Passage shown
<<<<

To iterate through each item in the page and get the corresponding product information we can use an inner loop. By incrementing rowNumber every time we obtain product details, we can append the product details in a continuous list.

        For itemNumber = 0 To (maxItem - 1)

            rowNumber = rowNumber + 1

            Set productInfo = objIE.document.getElementsByClassName("product-info")(itemNumber)

            linkAddress = productInfo.getElementsByTagName("a")(0).href

            description = productInfo.getElementsByTagName("a")(0).innerText

            offeredPrice = productInfo.getElementsByClassName("price")(0).getElementsByClassName("onsale")(0).getElementsByTagName("span")(0).innerText

            actualPrice = productInfo.getElementsByClassName("price")(0).getElementsByClassName("was")(0).getElementsByTagName("span")(0).innerText

            With Application.ThisWorkbook.Worksheets("Sheet2")

>>>>

Tasks
A - In the inner-loop passage, why is rowNumber incremented each time product details are obtained?
B - According to the inner-loop passage, what worksheet does the With statement at the end refer to?
C - Copy out the stretch of the inner-loop passage from "To iterate through" through "a continuous list.".

Supplied material
<<<<

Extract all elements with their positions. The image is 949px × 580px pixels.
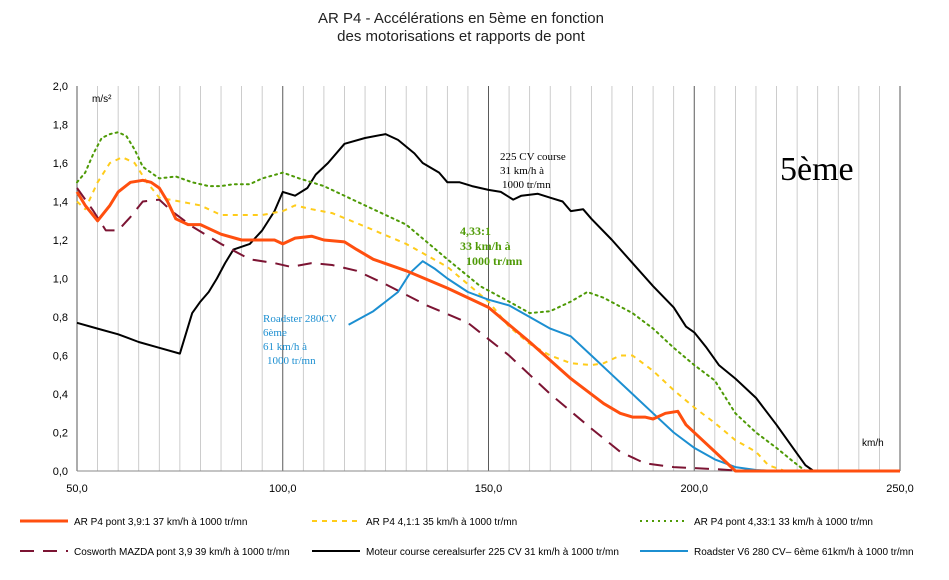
y-tick-label: 1,2 — [53, 235, 68, 247]
series-line-3 — [76, 131, 901, 472]
legend-label: Roadster V6 280 CV– 6ème 61km/h à 1000 t… — [694, 547, 914, 558]
x-tick-label: 100,0 — [269, 483, 297, 495]
y-tick-label: 1,0 — [53, 274, 68, 286]
y-tick-label: 1,4 — [53, 197, 68, 209]
y-tick-label: 2,0 — [53, 81, 68, 93]
chart-title-line-1: AR P4 - Accélérations en 5ème en fonctio… — [318, 10, 604, 27]
annotation-text: 4,33:1 — [460, 224, 491, 238]
annotations: 225 CV course 31 km/h à 1000 tr/mn 4,33:133… — [263, 151, 566, 367]
x-tick-label: 250,0 — [886, 483, 914, 495]
legend-label: AR P4 pont 3,9:1 37 km/h à 1000 tr/mn — [74, 517, 247, 528]
annotation-text: Roadster 280CV — [263, 313, 337, 325]
annotation-text: 31 km/h à — [500, 165, 544, 177]
y-tick-label: 0,2 — [53, 428, 68, 440]
legend-label: AR P4 4,1:1 35 km/h à 1000 tr/mn — [366, 517, 517, 528]
annotation-text: 61 km/h à — [263, 341, 307, 353]
annotation-text: 33 km/h à — [460, 239, 511, 253]
chart-title-line-2: des motorisations et rapports de pont — [337, 28, 585, 45]
series-line-6 — [348, 260, 777, 472]
series-line-4 — [76, 187, 744, 472]
y-tick-label: 0,0 — [53, 466, 68, 478]
x-axis-label: km/h — [862, 438, 884, 449]
x-tick-label: 50,0 — [66, 483, 87, 495]
grid — [76, 86, 901, 472]
y-axis-label: m/s² — [92, 94, 112, 105]
legend-label: AR P4 pont 4,33:1 33 km/h à 1000 tr/mn — [694, 517, 873, 528]
annotation-text: 1000 tr/mn — [466, 254, 523, 268]
gear-label: 5ème — [780, 151, 854, 188]
series-line-1 — [75, 178, 900, 473]
annotation-text: 1000 tr/mn — [502, 179, 551, 191]
y-tick-label: 0,8 — [53, 312, 68, 324]
y-axis-ticks: 0,0 0,2 0,4 0,6 0,8 1,0 1,2 1,4 1,6 1,8 2,0 — [53, 81, 68, 478]
y-tick-label: 0,6 — [53, 351, 68, 363]
annotation-text: 225 CV course — [500, 151, 566, 163]
series-lines — [75, 131, 901, 473]
legend: AR P4 pont 3,9:1 37 km/h à 1000 tr/mn AR … — [20, 517, 914, 558]
legend-label: Cosworth MAZDA pont 3,9 39 km/h à 1000 t… — [74, 547, 290, 558]
x-axis-ticks: 50,0 100,0 150,0 200,0 250,0 — [66, 483, 913, 495]
x-tick-label: 150,0 — [475, 483, 503, 495]
x-tick-label: 200,0 — [680, 483, 708, 495]
y-tick-label: 1,8 — [53, 120, 68, 132]
annotation-text: 6ème — [263, 327, 287, 339]
annotation-text: 1000 tr/mn — [267, 355, 316, 367]
y-tick-label: 1,6 — [53, 158, 68, 170]
legend-label: Moteur course cerealsurfer 225 CV 31 km/… — [366, 547, 619, 558]
y-tick-label: 0,4 — [53, 389, 68, 401]
series-line-5 — [76, 133, 900, 472]
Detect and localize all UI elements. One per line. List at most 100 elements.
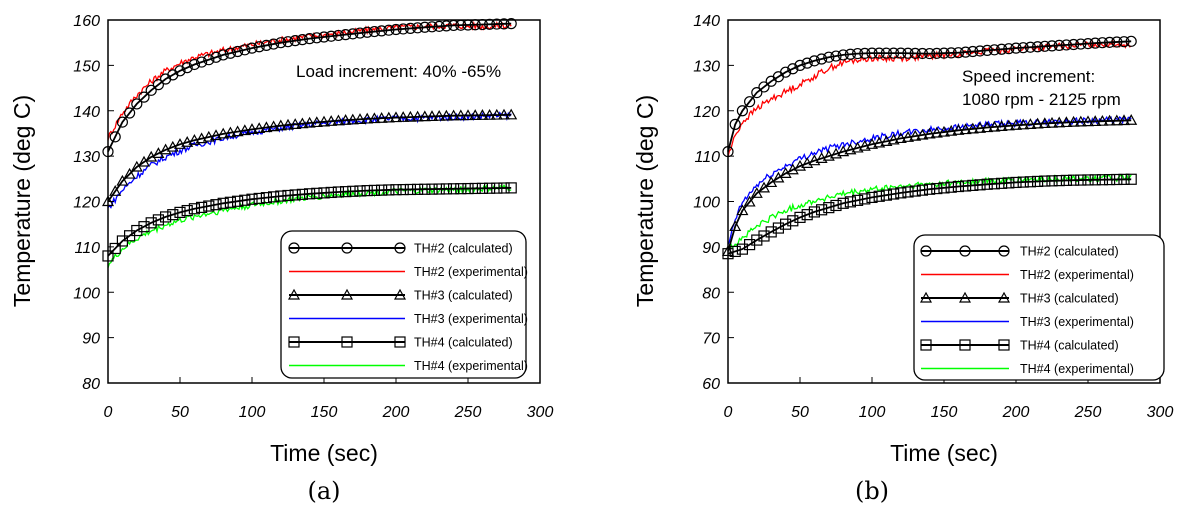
data-point-th-3-calculated [490, 108, 503, 120]
data-point-th-2-calculated [1017, 42, 1029, 54]
data-point-th-3-calculated [808, 154, 821, 166]
data-point-th-3-calculated [224, 126, 237, 138]
data-point-th-3-calculated [476, 109, 489, 120]
data-point-th-4-calculated [109, 242, 121, 255]
data-point-th-2-calculated [433, 20, 445, 32]
legend-marker-th-3-calculated [340, 288, 354, 300]
chart-panel-a: 0 50 100 150 200 250 300 80 90 100 110 120 130 140 150… [9, 13, 553, 505]
data-point-th-4-calculated [433, 183, 445, 195]
data-point-th-3-calculated [109, 185, 122, 196]
data-point-th-2-calculated [368, 25, 380, 38]
data-point-th-2-calculated [873, 47, 885, 59]
data-point-th-4-calculated [1089, 174, 1101, 186]
data-point-th-2-calculated [794, 59, 806, 71]
data-point-th-3-calculated [202, 130, 215, 142]
data-point-th-4-calculated [268, 191, 280, 203]
y-tick-label: 60 [702, 376, 720, 393]
data-point-th-4-calculated [131, 224, 143, 237]
data-point-th-2-calculated [1031, 41, 1044, 53]
data-point-th-2-calculated [1053, 39, 1065, 52]
data-point-th-2-calculated [1039, 40, 1051, 52]
data-point-th-2-calculated [1089, 37, 1101, 49]
data-point-th-3-calculated [757, 181, 771, 193]
data-point-th-2-calculated [397, 23, 409, 35]
legend-marker-th-3-calculated [919, 291, 933, 303]
data-point-th-3-calculated [289, 118, 302, 129]
data-point-th-2-calculated [232, 45, 244, 58]
data-point-th-2-calculated [419, 21, 431, 33]
data-point-th-2-calculated [404, 22, 416, 34]
data-point-th-3-calculated [901, 131, 915, 142]
data-point-th-2-calculated [844, 48, 857, 60]
legend-marker-th-2-calculated [959, 245, 971, 257]
data-point-th-2-calculated [981, 44, 993, 57]
data-point-th-4-calculated [887, 188, 900, 200]
data-point-th-3-calculated [873, 136, 886, 148]
data-point-th-3-calculated [238, 124, 251, 136]
x-tick-label: 250 [1074, 404, 1102, 421]
data-point-th-4-calculated [491, 182, 503, 194]
legend-label-th-3-calculated: TH#3 (calculated) [414, 289, 513, 303]
data-point-th-2-calculated [152, 79, 164, 91]
data-point-th-4-calculated [967, 179, 979, 191]
chart-annotation-line-1: Load increment: 40% -65% [296, 62, 501, 81]
data-point-th-4-calculated [895, 187, 907, 199]
data-point-th-4-calculated [801, 209, 813, 221]
data-point-th-2-calculated [815, 53, 828, 65]
data-point-th-4-calculated [830, 199, 842, 212]
data-point-th-4-calculated [167, 209, 179, 221]
data-point-th-4-calculated [959, 180, 972, 192]
data-point-th-3-calculated [418, 110, 431, 122]
chart-annotation-line-2: 1080 rpm - 2125 rpm [962, 90, 1121, 109]
data-point-th-3-calculated [887, 133, 900, 145]
data-point-th-4-calculated [866, 191, 878, 204]
data-point-th-2-calculated [260, 39, 272, 52]
data-point-th-2-calculated [318, 31, 330, 43]
data-point-th-2-calculated [188, 58, 200, 71]
data-point-th-4-calculated [361, 185, 373, 197]
data-point-th-3-calculated [123, 167, 136, 179]
data-point-th-4-calculated [188, 203, 200, 215]
data-point-th-4-calculated [210, 199, 222, 211]
data-point-th-4-calculated [196, 201, 208, 213]
data-point-th-4-calculated [217, 197, 229, 209]
data-point-th-4-calculated [332, 186, 344, 198]
data-point-th-4-calculated [981, 178, 993, 190]
data-point-th-3-calculated [339, 114, 352, 125]
data-point-th-2-calculated [1003, 43, 1015, 55]
data-point-th-4-calculated [765, 226, 777, 238]
legend-marker-th-2-calculated [394, 242, 406, 254]
data-point-th-4-calculated [505, 182, 517, 194]
legend-marker-th-4-calculated [394, 336, 406, 348]
data-point-th-4-calculated [794, 211, 806, 223]
y-tick-label: 120 [73, 195, 100, 212]
series-line-th-3-experimental [107, 111, 512, 209]
legend-marker-th-3-calculated [997, 291, 1011, 303]
legend-marker-th-4-calculated [998, 339, 1010, 351]
data-point-th-3-calculated [389, 111, 403, 123]
data-point-th-3-calculated [1002, 119, 1015, 131]
data-point-th-3-calculated [1060, 116, 1073, 128]
data-point-th-4-calculated [239, 194, 251, 206]
data-point-th-3-calculated [1110, 114, 1123, 126]
data-point-th-3-calculated [858, 139, 871, 151]
data-point-th-4-calculated [440, 183, 452, 195]
data-point-th-2-calculated [1125, 35, 1137, 47]
data-point-th-3-calculated [181, 136, 194, 147]
data-point-th-4-calculated [289, 189, 301, 201]
legend-marker-th-2-calculated [341, 242, 353, 254]
data-point-th-3-calculated [829, 147, 843, 159]
legend-marker-th-3-calculated [287, 288, 301, 300]
data-point-th-4-calculated [152, 214, 164, 226]
data-point-th-2-calculated [851, 47, 864, 60]
data-point-th-3-calculated [317, 115, 331, 127]
data-point-th-2-calculated [823, 51, 835, 63]
data-point-th-4-calculated [390, 184, 402, 196]
data-point-th-4-calculated [952, 180, 965, 193]
legend-marker-th-2-calculated [998, 245, 1010, 257]
data-point-th-2-calculated [491, 18, 503, 30]
data-point-th-3-calculated [325, 115, 338, 126]
data-point-th-4-calculated [931, 182, 943, 195]
data-point-th-3-calculated [260, 121, 273, 133]
data-point-th-3-calculated [267, 120, 280, 132]
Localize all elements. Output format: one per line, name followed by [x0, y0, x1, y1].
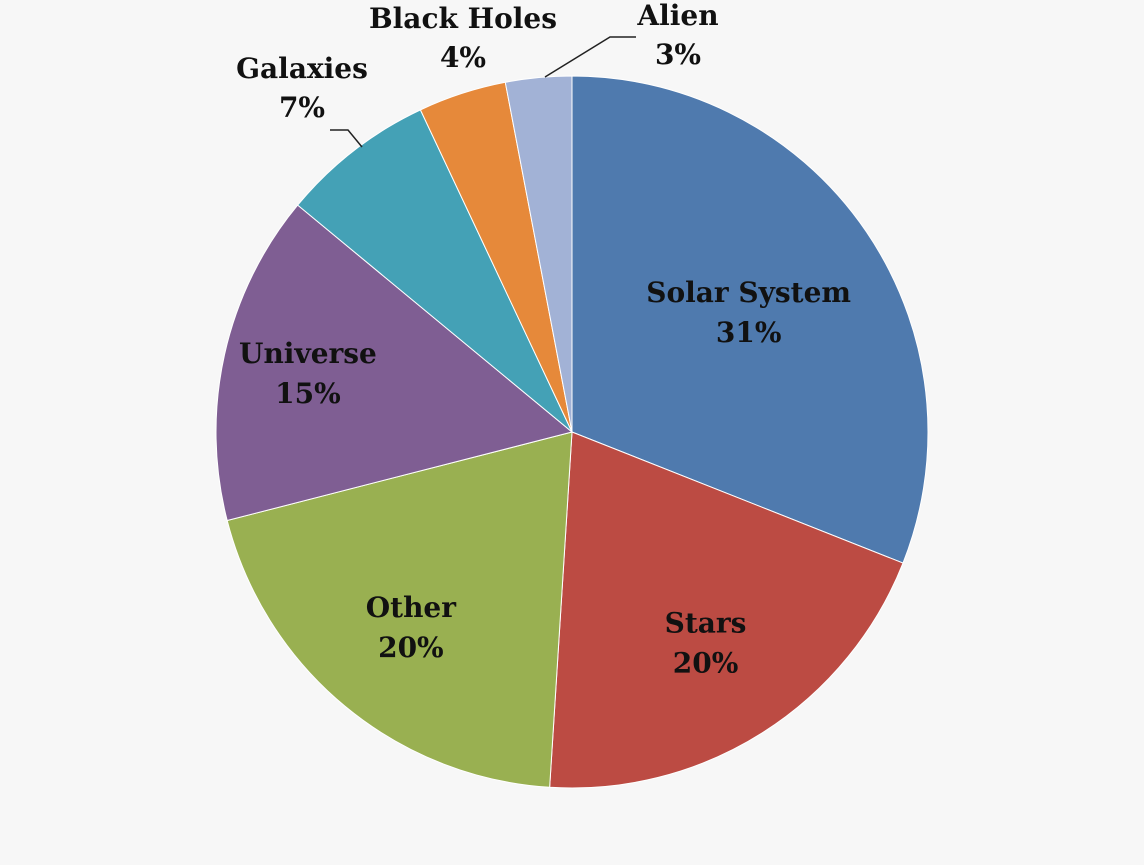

>>>>

List of solutions
A - Incrementing rowNumber every time product details are obtained lets the details be appended in a continuous list, with each item's information going on the next row.

B - It refers to "Sheet2" in Application.ThisWorkbook.

C -
To iterate through each item in the page and get the corresponding product information we can use an inner loop. By incrementing rowNumber every time we obtain product details, we can append the product details in a continuous list.